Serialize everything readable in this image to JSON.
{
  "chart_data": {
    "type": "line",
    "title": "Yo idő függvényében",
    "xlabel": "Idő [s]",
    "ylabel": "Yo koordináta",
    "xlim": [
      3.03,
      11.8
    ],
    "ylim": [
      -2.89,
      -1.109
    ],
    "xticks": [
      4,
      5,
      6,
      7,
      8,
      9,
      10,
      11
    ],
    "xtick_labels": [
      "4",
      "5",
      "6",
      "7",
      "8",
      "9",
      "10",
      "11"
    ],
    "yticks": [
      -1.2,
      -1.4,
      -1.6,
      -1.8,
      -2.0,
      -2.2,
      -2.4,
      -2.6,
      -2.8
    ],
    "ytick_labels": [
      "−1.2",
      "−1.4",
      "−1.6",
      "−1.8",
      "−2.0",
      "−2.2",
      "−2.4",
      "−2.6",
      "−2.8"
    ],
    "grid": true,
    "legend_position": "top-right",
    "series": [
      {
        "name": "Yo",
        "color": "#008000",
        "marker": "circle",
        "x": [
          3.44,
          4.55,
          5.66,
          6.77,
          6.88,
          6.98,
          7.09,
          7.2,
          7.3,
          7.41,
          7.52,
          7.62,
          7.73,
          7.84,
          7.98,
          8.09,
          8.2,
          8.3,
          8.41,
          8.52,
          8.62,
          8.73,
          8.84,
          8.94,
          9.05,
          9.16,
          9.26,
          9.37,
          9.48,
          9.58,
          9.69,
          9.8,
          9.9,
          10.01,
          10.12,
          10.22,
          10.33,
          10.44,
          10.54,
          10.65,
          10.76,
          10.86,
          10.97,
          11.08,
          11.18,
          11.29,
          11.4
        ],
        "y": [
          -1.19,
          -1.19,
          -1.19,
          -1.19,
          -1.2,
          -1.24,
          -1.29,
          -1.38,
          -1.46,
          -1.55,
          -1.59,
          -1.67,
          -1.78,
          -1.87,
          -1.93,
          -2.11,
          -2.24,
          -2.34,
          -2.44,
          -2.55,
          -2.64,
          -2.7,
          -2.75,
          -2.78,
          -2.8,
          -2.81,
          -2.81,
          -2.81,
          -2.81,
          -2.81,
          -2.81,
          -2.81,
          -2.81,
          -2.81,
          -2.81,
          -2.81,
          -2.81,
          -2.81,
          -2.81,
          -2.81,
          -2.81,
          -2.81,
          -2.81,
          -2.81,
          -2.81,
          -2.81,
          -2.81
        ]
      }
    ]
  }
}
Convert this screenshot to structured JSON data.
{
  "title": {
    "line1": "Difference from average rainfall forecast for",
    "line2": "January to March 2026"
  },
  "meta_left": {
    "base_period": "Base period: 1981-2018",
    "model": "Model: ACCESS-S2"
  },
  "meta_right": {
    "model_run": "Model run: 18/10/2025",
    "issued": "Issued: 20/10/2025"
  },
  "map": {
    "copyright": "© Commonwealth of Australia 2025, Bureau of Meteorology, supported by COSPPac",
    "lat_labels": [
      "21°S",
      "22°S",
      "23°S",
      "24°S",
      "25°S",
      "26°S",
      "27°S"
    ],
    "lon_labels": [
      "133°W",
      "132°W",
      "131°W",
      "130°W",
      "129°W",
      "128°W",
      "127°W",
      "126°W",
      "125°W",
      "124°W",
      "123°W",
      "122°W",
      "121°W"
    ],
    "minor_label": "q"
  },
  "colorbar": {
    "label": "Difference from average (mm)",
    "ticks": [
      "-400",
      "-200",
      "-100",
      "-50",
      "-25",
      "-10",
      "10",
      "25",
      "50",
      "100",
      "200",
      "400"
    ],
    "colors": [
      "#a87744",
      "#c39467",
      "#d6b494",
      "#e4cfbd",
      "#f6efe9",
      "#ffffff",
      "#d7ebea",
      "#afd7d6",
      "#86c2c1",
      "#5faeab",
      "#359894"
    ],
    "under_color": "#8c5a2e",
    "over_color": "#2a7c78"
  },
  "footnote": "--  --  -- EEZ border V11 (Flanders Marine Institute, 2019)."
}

Exercise prompt ▸
Answer with one number only: how many lines above contain the word "from".

The solution ▸
2